(Stored dataset items)

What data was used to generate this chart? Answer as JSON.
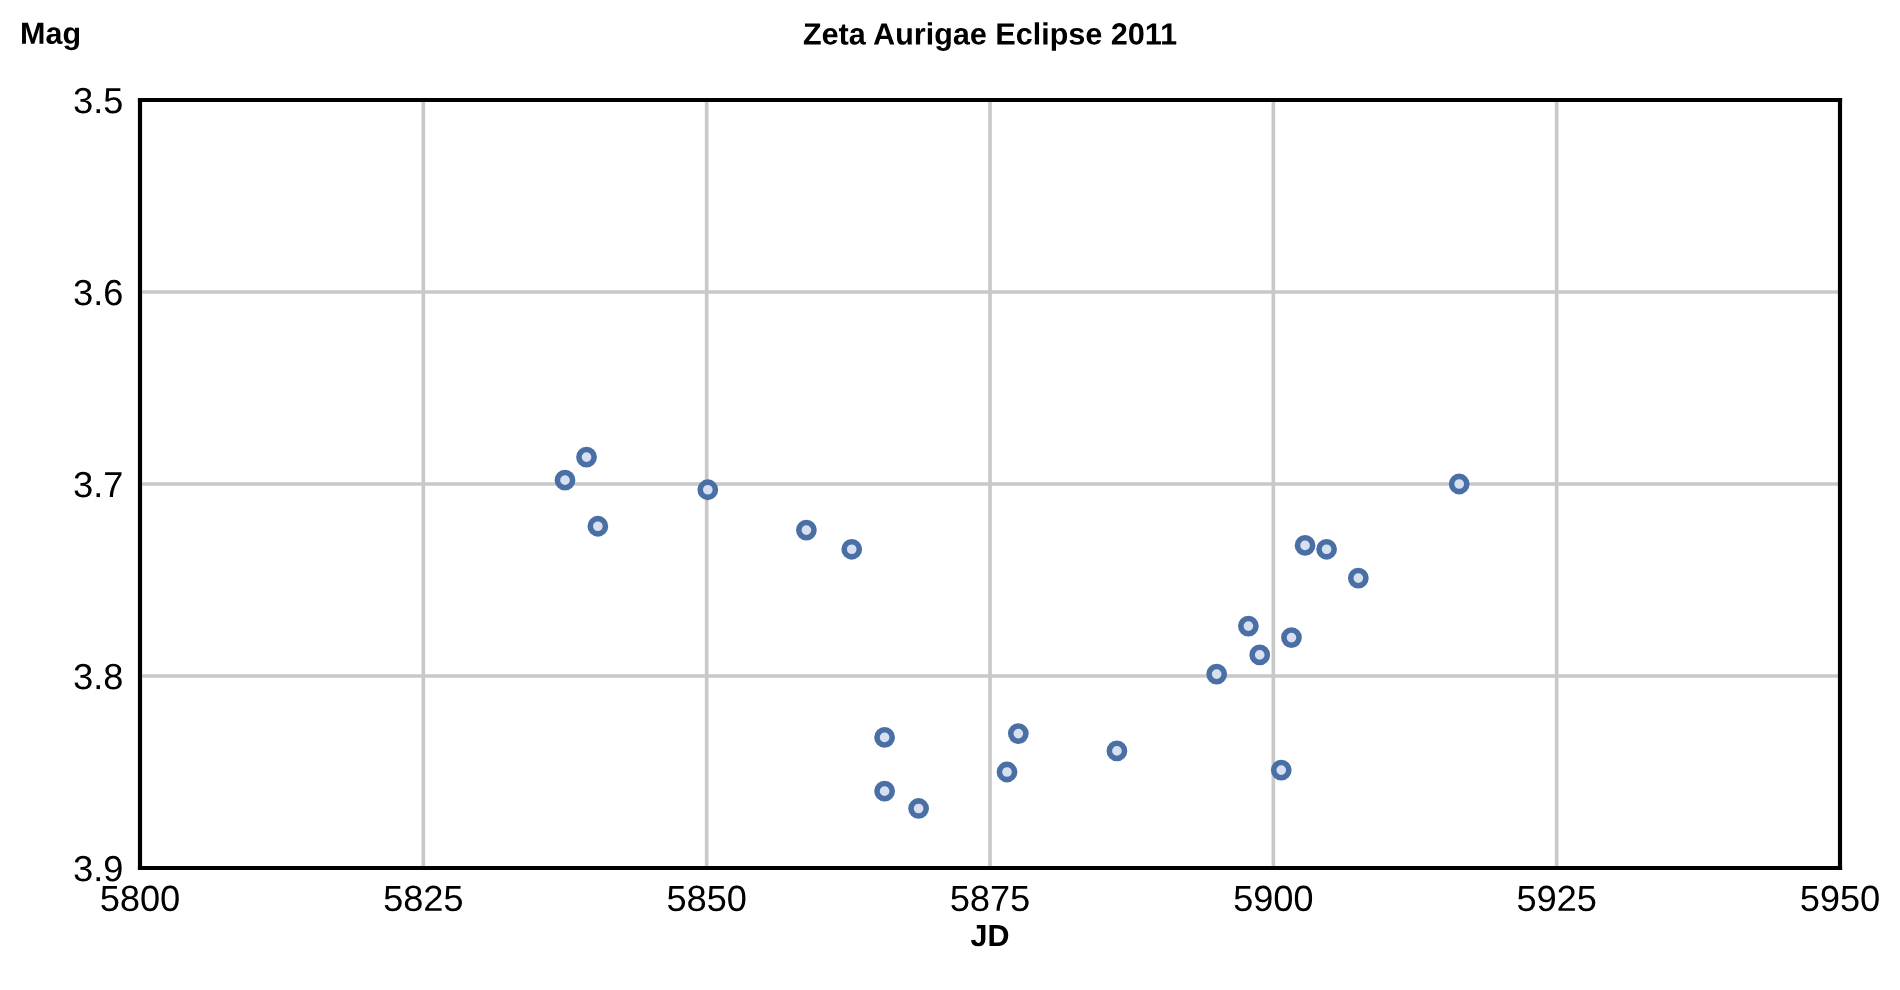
{
  "chart_data": {
    "type": "scatter",
    "title": "Zeta Aurigae Eclipse 2011",
    "xlabel": "JD",
    "ylabel": "Mag",
    "x": [
      5837.5,
      5839.4,
      5840.4,
      5850.1,
      5858.8,
      5862.8,
      5865.7,
      5865.7,
      5868.7,
      5876.5,
      5877.5,
      5886.2,
      5895.0,
      5897.8,
      5898.8,
      5901.6,
      5900.7,
      5902.8,
      5904.7,
      5907.5,
      5916.4
    ],
    "series": [
      {
        "color": "#4a6fa5",
        "values": [
          3.698,
          3.686,
          3.722,
          3.703,
          3.724,
          3.734,
          3.832,
          3.86,
          3.869,
          3.85,
          3.83,
          3.839,
          3.799,
          3.774,
          3.789,
          3.78,
          3.849,
          3.732,
          3.734,
          3.749,
          3.7
        ]
      }
    ],
    "xlim": [
      5800,
      5950
    ],
    "xticks": [
      5800,
      5825,
      5850,
      5875,
      5900,
      5925,
      5950
    ],
    "ylim": [
      3.9,
      3.5
    ],
    "yticks": [
      {
        "value": 3.5,
        "label": "3.5"
      },
      {
        "value": 3.6,
        "label": "3.6"
      },
      {
        "value": 3.7,
        "label": "3.7"
      },
      {
        "value": 3.8,
        "label": "3.8"
      },
      {
        "value": 3.9,
        "label": "3.9"
      }
    ],
    "grid": true,
    "marker": "circle"
  }
}
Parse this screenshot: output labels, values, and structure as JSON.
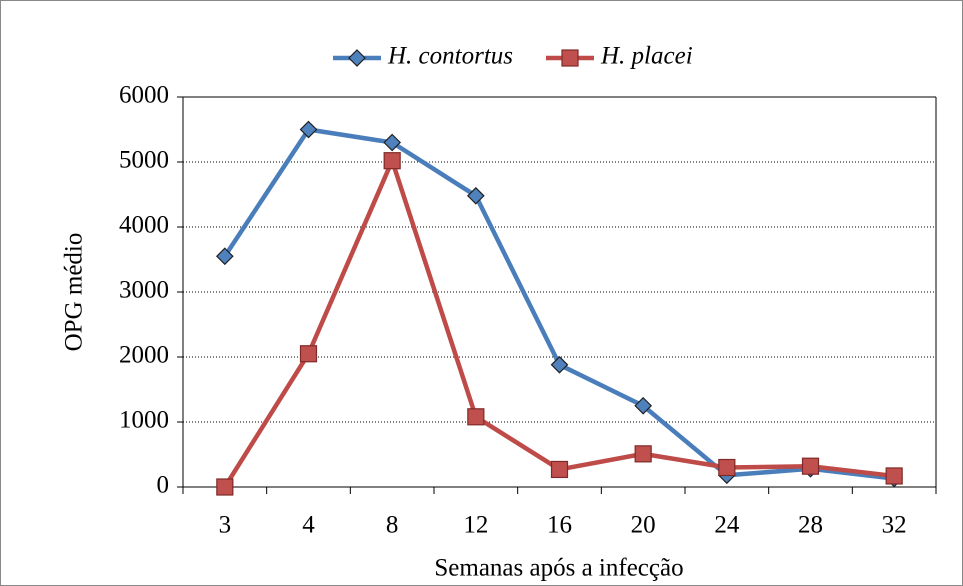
{
  "chart_data": {
    "type": "line",
    "x_label": "Semanas após a infecção",
    "y_label": "OPG médio",
    "categories": [
      "3",
      "4",
      "8",
      "12",
      "16",
      "20",
      "24",
      "28",
      "32"
    ],
    "series": [
      {
        "name": "H. contortus",
        "color": "#4a7ebb",
        "marker": "diamond",
        "marker_color": "#4f81bd",
        "values": [
          3550,
          5500,
          5300,
          4480,
          1880,
          1250,
          180,
          280,
          130
        ]
      },
      {
        "name": "H. placei",
        "color": "#be4b48",
        "marker": "square",
        "marker_color": "#c0504d",
        "values": [
          0,
          2050,
          5020,
          1080,
          270,
          510,
          300,
          320,
          170
        ]
      }
    ],
    "ylim": [
      0,
      6000
    ],
    "yticks": [
      0,
      1000,
      2000,
      3000,
      4000,
      5000,
      6000
    ],
    "grid": true,
    "legend": "top"
  }
}
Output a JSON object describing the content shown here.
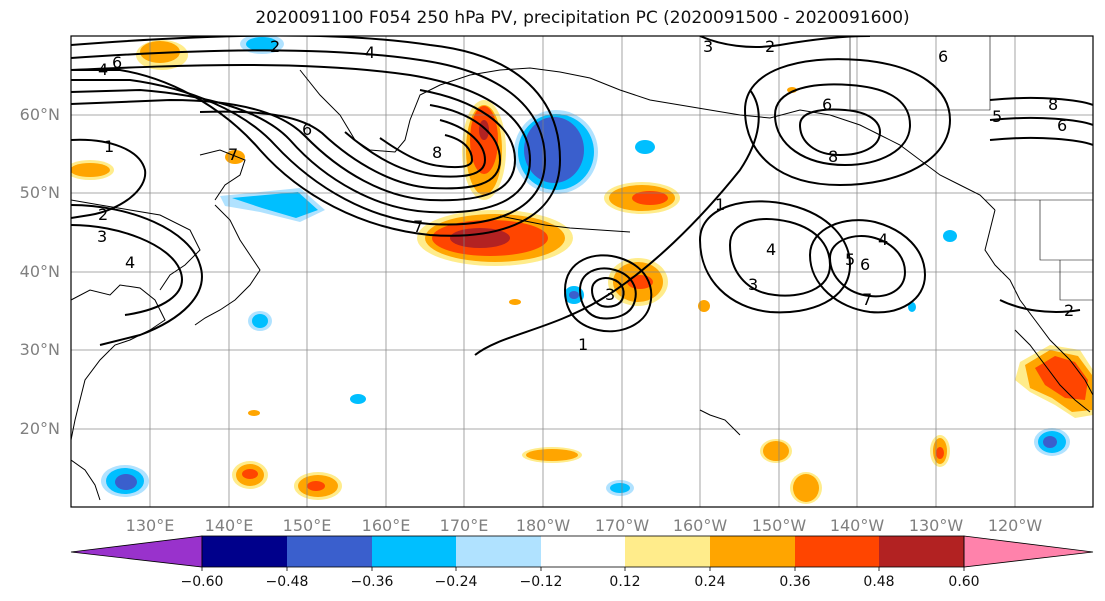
{
  "title": "2020091100 F054 250 hPa PV, precipitation PC (2020091500 - 2020091600)",
  "map": {
    "lat_labels": [
      "60°N",
      "50°N",
      "40°N",
      "30°N",
      "20°N"
    ],
    "lon_labels": [
      "130°E",
      "140°E",
      "150°E",
      "160°E",
      "170°E",
      "180°W",
      "170°W",
      "160°W",
      "150°W",
      "140°W",
      "130°W",
      "120°W"
    ],
    "contour_labels": [
      "6",
      "4",
      "2",
      "1",
      "3",
      "8",
      "7",
      "5"
    ]
  },
  "colorbar": {
    "ticks": [
      "−0.60",
      "−0.48",
      "−0.36",
      "−0.24",
      "−0.12",
      "0.12",
      "0.24",
      "0.36",
      "0.48",
      "0.60"
    ],
    "colors": [
      "#9932cc",
      "#00008b",
      "#3a5fcd",
      "#00bfff",
      "#b0e2ff",
      "#ffffff",
      "#ffec8b",
      "#ffa500",
      "#ff4500",
      "#b22222",
      "#ff82ab"
    ]
  },
  "colors": {
    "contour": "#000000",
    "grid": "#808080",
    "axis_text": "#808080"
  }
}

INSTRUCTION
Every line of the data above should be quoted exactly. Omit the pictures.

COMPLETED TASK
What data was used to generate this chart? Answer as JSON.
{
  "chart_data": {
    "type": "scatter",
    "title": "Zeta Aurigae Eclipse 2011",
    "xlabel": "JD",
    "ylabel": "Mag",
    "x": [
      5837.5,
      5839.4,
      5840.4,
      5850.1,
      5858.8,
      5862.8,
      5865.7,
      5865.7,
      5868.7,
      5876.5,
      5877.5,
      5886.2,
      5895.0,
      5897.8,
      5898.8,
      5901.6,
      5900.7,
      5902.8,
      5904.7,
      5907.5,
      5916.4
    ],
    "series": [
      {
        "color": "#4a6fa5",
        "values": [
          3.698,
          3.686,
          3.722,
          3.703,
          3.724,
          3.734,
          3.832,
          3.86,
          3.869,
          3.85,
          3.83,
          3.839,
          3.799,
          3.774,
          3.789,
          3.78,
          3.849,
          3.732,
          3.734,
          3.749,
          3.7
        ]
      }
    ],
    "xlim": [
      5800,
      5950
    ],
    "xticks": [
      5800,
      5825,
      5850,
      5875,
      5900,
      5925,
      5950
    ],
    "ylim": [
      3.9,
      3.5
    ],
    "yticks": [
      {
        "value": 3.5,
        "label": "3.5"
      },
      {
        "value": 3.6,
        "label": "3.6"
      },
      {
        "value": 3.7,
        "label": "3.7"
      },
      {
        "value": 3.8,
        "label": "3.8"
      },
      {
        "value": 3.9,
        "label": "3.9"
      }
    ],
    "grid": true,
    "marker": "circle"
  }
}
Parse this screenshot: output labels, values, and structure as JSON.
{
  "chart_data": {
    "type": "line",
    "x_label": "Semanas após a infecção",
    "y_label": "OPG médio",
    "categories": [
      "3",
      "4",
      "8",
      "12",
      "16",
      "20",
      "24",
      "28",
      "32"
    ],
    "series": [
      {
        "name": "H. contortus",
        "color": "#4a7ebb",
        "marker": "diamond",
        "marker_color": "#4f81bd",
        "values": [
          3550,
          5500,
          5300,
          4480,
          1880,
          1250,
          180,
          280,
          130
        ]
      },
      {
        "name": "H. placei",
        "color": "#be4b48",
        "marker": "square",
        "marker_color": "#c0504d",
        "values": [
          0,
          2050,
          5020,
          1080,
          270,
          510,
          300,
          320,
          170
        ]
      }
    ],
    "ylim": [
      0,
      6000
    ],
    "yticks": [
      0,
      1000,
      2000,
      3000,
      4000,
      5000,
      6000
    ],
    "grid": true,
    "legend": "top"
  }
}
Output a JSON object describing the content shown here.
{
  "title": "2020091100 F054 250 hPa PV, precipitation PC (2020091500 - 2020091600)",
  "map": {
    "lat_labels": [
      "60°N",
      "50°N",
      "40°N",
      "30°N",
      "20°N"
    ],
    "lon_labels": [
      "130°E",
      "140°E",
      "150°E",
      "160°E",
      "170°E",
      "180°W",
      "170°W",
      "160°W",
      "150°W",
      "140°W",
      "130°W",
      "120°W"
    ],
    "contour_labels": [
      "6",
      "4",
      "2",
      "1",
      "3",
      "8",
      "7",
      "5"
    ]
  },
  "colorbar": {
    "ticks": [
      "−0.60",
      "−0.48",
      "−0.36",
      "−0.24",
      "−0.12",
      "0.12",
      "0.24",
      "0.36",
      "0.48",
      "0.60"
    ],
    "colors": [
      "#9932cc",
      "#00008b",
      "#3a5fcd",
      "#00bfff",
      "#b0e2ff",
      "#ffffff",
      "#ffec8b",
      "#ffa500",
      "#ff4500",
      "#b22222",
      "#ff82ab"
    ]
  },
  "colors": {
    "contour": "#000000",
    "grid": "#808080",
    "axis_text": "#808080"
  }
}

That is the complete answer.